§ **Task instructions**:
Rewrite the items that open with the line containing "- x-tick-label: 2021/03: [239, 337, 252, 383]" and close with the line containing "What elements are", changing "plot-frame" to "plot-border" and keeping everything else the same.
====== Material to process ======
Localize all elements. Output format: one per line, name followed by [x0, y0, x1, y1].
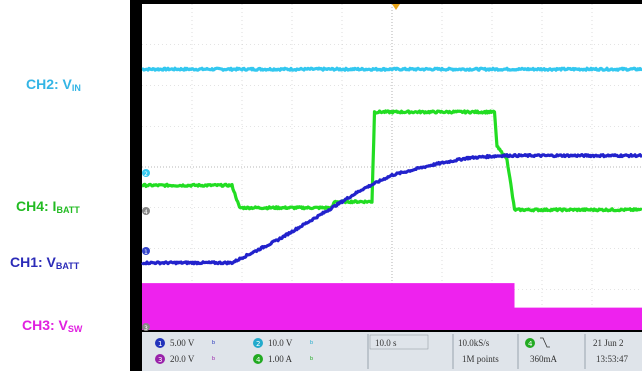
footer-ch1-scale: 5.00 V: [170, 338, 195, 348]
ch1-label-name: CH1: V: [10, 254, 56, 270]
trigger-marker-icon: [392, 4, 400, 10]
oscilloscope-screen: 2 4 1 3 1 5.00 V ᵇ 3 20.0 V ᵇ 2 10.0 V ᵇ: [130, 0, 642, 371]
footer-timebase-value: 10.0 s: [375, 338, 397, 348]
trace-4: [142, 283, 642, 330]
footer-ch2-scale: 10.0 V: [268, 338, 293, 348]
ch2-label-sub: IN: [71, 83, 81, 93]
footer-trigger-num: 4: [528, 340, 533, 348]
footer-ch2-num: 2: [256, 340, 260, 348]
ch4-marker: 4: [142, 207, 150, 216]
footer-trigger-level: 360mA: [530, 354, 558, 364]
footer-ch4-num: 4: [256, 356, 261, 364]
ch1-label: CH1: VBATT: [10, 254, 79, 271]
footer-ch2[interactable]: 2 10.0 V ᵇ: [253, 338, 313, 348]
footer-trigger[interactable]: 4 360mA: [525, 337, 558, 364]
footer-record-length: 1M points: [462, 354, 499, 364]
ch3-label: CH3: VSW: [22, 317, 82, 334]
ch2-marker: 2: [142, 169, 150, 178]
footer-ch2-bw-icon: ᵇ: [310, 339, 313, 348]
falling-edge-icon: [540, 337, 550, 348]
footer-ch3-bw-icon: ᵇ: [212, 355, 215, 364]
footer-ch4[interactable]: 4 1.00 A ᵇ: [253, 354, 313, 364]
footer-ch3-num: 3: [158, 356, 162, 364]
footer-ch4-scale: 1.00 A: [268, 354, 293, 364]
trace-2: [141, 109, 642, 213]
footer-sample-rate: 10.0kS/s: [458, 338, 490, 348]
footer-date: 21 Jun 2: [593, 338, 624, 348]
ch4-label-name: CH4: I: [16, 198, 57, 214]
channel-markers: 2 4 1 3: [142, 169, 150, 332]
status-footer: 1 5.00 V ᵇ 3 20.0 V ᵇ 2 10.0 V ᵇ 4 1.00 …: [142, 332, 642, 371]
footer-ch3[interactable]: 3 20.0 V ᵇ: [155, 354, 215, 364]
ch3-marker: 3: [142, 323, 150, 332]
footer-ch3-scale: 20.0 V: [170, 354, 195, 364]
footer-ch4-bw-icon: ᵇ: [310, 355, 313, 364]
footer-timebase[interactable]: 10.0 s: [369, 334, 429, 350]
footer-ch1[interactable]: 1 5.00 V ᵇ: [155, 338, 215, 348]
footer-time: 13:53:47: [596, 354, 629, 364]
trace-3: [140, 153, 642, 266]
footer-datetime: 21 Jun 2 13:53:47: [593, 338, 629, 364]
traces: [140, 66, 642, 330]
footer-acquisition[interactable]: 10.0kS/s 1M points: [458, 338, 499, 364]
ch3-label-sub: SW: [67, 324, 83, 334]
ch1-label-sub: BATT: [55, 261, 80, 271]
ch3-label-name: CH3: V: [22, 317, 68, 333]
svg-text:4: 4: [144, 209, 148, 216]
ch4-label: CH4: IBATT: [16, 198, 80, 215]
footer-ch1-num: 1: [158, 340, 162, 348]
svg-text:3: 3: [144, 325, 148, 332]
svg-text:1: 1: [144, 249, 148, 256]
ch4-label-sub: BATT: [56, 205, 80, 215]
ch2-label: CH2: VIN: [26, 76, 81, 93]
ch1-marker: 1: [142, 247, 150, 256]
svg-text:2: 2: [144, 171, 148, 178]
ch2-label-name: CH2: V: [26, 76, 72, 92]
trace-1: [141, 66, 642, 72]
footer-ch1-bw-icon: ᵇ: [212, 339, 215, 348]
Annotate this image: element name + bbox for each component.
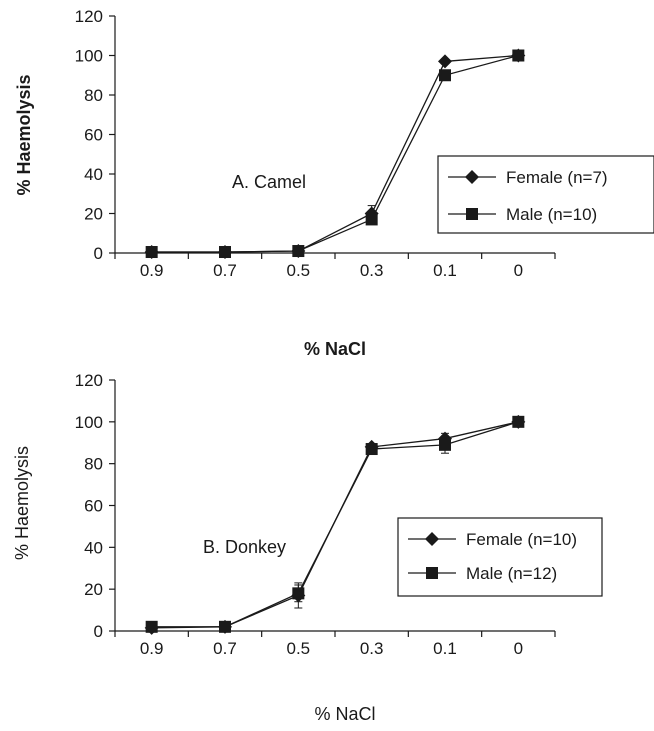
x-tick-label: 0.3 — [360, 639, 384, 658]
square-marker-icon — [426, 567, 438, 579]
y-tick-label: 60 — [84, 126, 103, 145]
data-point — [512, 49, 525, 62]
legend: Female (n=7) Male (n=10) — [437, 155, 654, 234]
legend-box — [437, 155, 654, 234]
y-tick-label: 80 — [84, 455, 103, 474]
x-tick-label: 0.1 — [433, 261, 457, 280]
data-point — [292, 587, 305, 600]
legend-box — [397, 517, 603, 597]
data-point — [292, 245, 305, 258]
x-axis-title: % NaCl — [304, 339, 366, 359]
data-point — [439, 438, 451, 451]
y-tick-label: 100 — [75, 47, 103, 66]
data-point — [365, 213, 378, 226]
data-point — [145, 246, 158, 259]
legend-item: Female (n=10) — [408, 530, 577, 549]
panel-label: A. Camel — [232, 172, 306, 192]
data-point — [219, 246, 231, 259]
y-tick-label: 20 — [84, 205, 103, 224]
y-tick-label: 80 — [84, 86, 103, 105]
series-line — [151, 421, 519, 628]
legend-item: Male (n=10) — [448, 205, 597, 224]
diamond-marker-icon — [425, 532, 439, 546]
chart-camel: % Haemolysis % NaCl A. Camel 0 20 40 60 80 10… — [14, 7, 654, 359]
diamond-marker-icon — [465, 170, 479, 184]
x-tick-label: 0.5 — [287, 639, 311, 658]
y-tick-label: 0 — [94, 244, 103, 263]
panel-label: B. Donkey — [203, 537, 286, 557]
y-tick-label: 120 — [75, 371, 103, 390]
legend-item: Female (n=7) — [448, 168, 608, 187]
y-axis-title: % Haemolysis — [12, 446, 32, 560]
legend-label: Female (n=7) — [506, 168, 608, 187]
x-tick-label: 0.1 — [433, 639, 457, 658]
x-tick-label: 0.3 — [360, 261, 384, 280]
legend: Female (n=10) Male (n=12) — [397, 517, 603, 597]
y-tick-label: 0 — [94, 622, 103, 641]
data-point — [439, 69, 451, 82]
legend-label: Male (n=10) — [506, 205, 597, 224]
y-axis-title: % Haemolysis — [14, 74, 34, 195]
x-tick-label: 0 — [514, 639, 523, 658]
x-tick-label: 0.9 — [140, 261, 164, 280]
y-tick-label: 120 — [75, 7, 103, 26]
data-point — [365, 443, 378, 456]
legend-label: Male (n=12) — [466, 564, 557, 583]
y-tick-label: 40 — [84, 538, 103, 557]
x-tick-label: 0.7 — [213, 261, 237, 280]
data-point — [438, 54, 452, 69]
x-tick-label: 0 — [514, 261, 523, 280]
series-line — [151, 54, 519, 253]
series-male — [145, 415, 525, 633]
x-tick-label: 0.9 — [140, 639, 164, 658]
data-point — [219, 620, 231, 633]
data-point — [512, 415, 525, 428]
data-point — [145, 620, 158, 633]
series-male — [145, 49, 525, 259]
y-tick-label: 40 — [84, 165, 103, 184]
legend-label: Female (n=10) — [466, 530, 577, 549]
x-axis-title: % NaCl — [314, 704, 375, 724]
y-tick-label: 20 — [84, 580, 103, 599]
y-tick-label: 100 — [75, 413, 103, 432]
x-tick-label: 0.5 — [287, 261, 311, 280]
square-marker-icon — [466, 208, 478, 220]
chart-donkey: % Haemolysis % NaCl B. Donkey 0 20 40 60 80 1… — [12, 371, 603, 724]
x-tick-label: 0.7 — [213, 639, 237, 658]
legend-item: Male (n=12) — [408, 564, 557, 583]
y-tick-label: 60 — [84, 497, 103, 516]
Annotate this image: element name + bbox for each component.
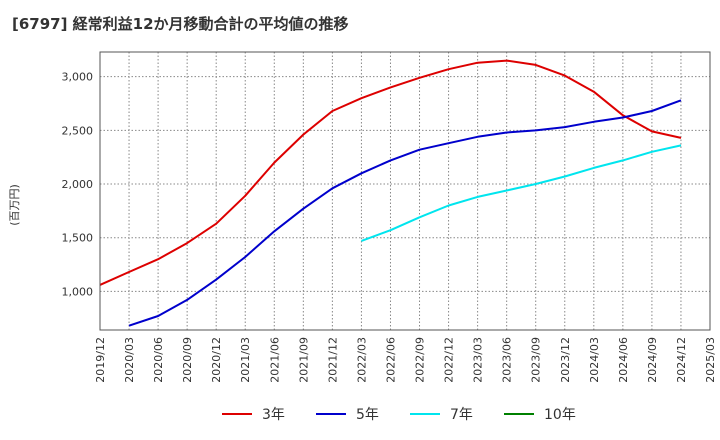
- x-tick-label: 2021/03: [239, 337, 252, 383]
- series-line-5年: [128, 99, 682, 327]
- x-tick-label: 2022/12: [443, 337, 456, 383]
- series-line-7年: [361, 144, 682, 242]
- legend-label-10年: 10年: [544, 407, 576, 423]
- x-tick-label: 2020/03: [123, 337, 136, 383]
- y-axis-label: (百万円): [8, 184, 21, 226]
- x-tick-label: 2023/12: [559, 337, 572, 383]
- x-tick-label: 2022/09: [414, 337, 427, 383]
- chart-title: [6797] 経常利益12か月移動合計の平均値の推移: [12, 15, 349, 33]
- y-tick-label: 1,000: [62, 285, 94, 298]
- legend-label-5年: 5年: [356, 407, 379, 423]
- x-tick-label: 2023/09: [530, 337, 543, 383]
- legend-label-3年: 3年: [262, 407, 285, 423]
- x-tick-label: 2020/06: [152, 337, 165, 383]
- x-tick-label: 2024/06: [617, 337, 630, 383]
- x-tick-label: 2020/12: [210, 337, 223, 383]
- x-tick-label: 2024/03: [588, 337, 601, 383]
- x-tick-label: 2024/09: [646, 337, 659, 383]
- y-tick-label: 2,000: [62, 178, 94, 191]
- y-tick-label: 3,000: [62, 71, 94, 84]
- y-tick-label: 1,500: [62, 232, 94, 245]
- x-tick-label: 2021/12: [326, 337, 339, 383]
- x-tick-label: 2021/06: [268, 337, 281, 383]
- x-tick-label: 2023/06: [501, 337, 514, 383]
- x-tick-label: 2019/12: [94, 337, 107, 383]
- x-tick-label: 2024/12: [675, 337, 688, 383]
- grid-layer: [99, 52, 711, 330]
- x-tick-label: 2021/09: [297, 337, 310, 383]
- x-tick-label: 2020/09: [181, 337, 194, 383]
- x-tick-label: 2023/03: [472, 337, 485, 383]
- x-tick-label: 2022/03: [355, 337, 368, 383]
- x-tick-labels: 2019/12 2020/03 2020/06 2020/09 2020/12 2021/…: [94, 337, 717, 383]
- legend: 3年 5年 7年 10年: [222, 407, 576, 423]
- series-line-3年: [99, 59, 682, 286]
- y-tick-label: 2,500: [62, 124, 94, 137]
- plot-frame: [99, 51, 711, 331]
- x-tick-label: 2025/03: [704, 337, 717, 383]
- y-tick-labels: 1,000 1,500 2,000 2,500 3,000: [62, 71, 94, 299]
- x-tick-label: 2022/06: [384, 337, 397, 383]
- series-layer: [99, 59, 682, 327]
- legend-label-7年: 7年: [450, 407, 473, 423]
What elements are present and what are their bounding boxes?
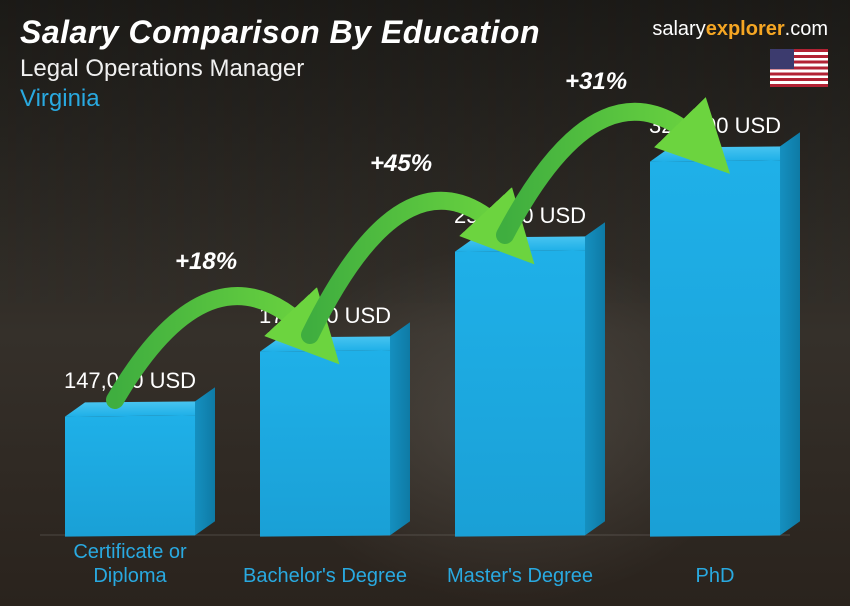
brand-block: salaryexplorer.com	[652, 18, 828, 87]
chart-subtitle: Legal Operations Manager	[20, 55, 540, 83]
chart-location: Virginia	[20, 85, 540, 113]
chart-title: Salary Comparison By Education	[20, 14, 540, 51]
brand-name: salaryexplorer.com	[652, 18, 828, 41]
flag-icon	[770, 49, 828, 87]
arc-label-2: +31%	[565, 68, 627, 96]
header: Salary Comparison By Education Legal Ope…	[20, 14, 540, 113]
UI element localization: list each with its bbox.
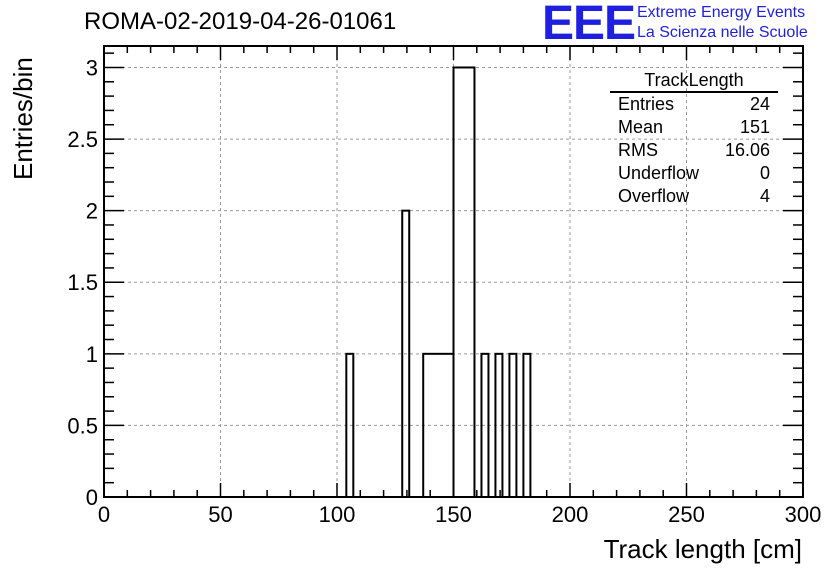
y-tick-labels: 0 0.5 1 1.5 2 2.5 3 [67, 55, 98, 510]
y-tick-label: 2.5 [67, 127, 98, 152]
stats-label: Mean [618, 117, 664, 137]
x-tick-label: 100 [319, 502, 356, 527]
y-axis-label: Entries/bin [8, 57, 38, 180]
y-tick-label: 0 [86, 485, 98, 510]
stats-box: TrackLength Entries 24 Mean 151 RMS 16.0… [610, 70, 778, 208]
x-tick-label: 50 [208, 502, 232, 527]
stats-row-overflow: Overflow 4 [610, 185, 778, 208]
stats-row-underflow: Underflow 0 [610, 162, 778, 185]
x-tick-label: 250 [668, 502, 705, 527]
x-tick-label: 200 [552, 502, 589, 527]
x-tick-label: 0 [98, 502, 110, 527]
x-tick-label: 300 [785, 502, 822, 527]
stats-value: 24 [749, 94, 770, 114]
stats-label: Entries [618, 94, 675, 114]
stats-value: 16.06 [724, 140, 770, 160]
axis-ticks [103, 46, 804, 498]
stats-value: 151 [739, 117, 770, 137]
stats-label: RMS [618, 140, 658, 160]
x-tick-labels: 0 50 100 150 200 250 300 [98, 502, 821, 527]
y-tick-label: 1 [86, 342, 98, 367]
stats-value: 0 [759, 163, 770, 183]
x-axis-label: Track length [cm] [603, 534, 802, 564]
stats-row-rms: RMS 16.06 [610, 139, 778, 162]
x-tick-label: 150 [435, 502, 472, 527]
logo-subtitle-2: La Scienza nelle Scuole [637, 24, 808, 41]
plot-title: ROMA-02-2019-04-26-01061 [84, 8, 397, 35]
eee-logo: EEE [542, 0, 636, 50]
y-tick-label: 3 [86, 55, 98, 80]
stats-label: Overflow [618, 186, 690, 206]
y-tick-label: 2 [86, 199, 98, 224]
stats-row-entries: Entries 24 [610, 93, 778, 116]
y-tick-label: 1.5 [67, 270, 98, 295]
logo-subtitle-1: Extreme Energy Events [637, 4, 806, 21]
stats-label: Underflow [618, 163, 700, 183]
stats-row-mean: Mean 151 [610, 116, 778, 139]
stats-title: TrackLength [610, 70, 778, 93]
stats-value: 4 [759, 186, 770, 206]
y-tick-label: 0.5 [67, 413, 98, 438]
======
§ **Solution**:
- x-tick-label: 2021/03: [239, 337, 252, 383]
- series-line-5年: [128, 99, 682, 327]
- x-tick-label: 2022/12: [443, 337, 456, 383]
- series-line-7年: [361, 144, 682, 242]
- legend-label-10年: 10年: [544, 407, 576, 423]
- x-tick-label: 2020/03: [123, 337, 136, 383]
- y-axis-label: (百万円): [8, 184, 21, 226]
- x-tick-label: 2023/12: [559, 337, 572, 383]
- x-tick-label: 2022/09: [414, 337, 427, 383]
- chart-title: [6797] 経常利益12か月移動合計の平均値の推移: [12, 15, 349, 33]
- y-tick-label: 1,000: [62, 285, 94, 298]
- legend-label-5年: 5年: [356, 407, 379, 423]
- x-tick-label: 2023/09: [530, 337, 543, 383]
- legend-label-3年: 3年: [262, 407, 285, 423]
- x-tick-label: 2020/06: [152, 337, 165, 383]
- x-tick-label: 2024/06: [617, 337, 630, 383]
- x-tick-label: 2020/12: [210, 337, 223, 383]
- x-tick-label: 2024/03: [588, 337, 601, 383]
- x-tick-label: 2024/09: [646, 337, 659, 383]
- y-tick-label: 2,000: [62, 178, 94, 191]
- y-tick-label: 3,000: [62, 71, 94, 84]
- y-tick-label: 1,500: [62, 232, 94, 245]
- x-tick-label: 2021/12: [326, 337, 339, 383]
- x-tick-label: 2021/06: [268, 337, 281, 383]
- x-tick-label: 2023/06: [501, 337, 514, 383]
- x-tick-label: 2019/12: [94, 337, 107, 383]
- x-tick-label: 2024/12: [675, 337, 688, 383]
- grid-layer: [99, 52, 711, 330]
- x-tick-label: 2021/09: [297, 337, 310, 383]
- x-tick-label: 2020/09: [181, 337, 194, 383]
- x-tick-label: 2023/03: [472, 337, 485, 383]
- x-tick-label: 2022/03: [355, 337, 368, 383]
- x-tick-labels: 2019/12 2020/03 2020/06 2020/09 2020/12 2021/…: [94, 337, 717, 383]
- legend: 3年 5年 7年 10年: [222, 407, 576, 423]
- series-line-3年: [99, 59, 682, 286]
- y-tick-label: 2,500: [62, 124, 94, 137]
- plot-border: [99, 51, 711, 331]
- x-tick-label: 2025/03: [704, 337, 717, 383]
- y-tick-labels: 1,000 1,500 2,000 2,500 3,000: [62, 71, 94, 299]
- x-tick-label: 2022/06: [384, 337, 397, 383]
- series-layer: [99, 59, 682, 327]
- legend-label-7年: 7年: [450, 407, 473, 423]
What elements are present and what are their bounding boxes?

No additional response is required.